# INSTRUCTION
Please convert the rows, from the first line up to and including the line containing "- Text: IFNg: IFNg: [73, 281, 99, 291]", into a Markdown table with the columns Number and Line, skipping any blank lines.

# Boxed element entries
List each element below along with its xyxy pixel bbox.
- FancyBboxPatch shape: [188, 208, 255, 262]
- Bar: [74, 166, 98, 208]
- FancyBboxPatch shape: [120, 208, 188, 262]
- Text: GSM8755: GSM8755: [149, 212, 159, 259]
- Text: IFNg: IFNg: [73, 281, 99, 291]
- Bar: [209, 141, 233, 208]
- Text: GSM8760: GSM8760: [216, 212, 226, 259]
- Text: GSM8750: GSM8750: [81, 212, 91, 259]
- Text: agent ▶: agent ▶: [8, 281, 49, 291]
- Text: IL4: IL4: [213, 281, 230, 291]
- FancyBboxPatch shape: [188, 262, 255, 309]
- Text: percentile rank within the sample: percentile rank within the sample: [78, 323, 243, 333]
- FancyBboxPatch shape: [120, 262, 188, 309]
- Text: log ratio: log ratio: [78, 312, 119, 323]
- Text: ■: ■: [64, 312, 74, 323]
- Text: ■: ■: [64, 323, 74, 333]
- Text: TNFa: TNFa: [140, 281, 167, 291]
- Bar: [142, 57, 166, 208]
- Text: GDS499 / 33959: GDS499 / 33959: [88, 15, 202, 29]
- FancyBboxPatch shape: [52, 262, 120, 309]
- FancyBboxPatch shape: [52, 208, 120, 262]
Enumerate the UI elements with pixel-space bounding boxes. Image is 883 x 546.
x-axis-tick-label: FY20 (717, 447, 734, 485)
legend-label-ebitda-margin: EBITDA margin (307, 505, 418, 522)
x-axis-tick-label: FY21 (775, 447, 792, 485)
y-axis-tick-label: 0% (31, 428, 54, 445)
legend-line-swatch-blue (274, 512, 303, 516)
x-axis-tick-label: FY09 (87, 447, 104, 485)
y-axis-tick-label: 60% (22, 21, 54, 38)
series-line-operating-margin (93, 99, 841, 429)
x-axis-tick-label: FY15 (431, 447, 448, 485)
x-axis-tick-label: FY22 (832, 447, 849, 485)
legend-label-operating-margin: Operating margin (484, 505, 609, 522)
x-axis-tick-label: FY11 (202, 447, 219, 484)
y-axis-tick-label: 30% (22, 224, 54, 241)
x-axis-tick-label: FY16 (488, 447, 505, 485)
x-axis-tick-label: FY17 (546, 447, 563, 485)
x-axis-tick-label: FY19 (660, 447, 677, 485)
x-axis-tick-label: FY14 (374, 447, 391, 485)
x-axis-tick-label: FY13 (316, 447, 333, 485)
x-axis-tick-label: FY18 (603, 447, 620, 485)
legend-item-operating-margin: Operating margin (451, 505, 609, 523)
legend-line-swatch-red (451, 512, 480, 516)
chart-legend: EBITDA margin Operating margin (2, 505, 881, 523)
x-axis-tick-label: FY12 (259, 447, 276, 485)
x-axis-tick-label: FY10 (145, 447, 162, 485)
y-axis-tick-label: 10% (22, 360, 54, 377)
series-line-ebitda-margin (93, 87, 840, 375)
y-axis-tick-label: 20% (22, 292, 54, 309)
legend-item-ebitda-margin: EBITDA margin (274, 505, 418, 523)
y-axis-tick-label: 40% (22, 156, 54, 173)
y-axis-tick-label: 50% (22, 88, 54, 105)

# SOLUTION TO THIS PROBLEM
| Number | Line |
|---|---|
| 1 | List each element below along with its xyxy pixel bbox. |
| 2 | - FancyBboxPatch shape: [188, 208, 255, 262] |
| 3 | - Bar: [74, 166, 98, 208] |
| 4 | - FancyBboxPatch shape: [120, 208, 188, 262] |
| 5 | - Text: GSM8755: GSM8755: [149, 212, 159, 259] |
| 6 | - Text: IFNg: IFNg: [73, 281, 99, 291] |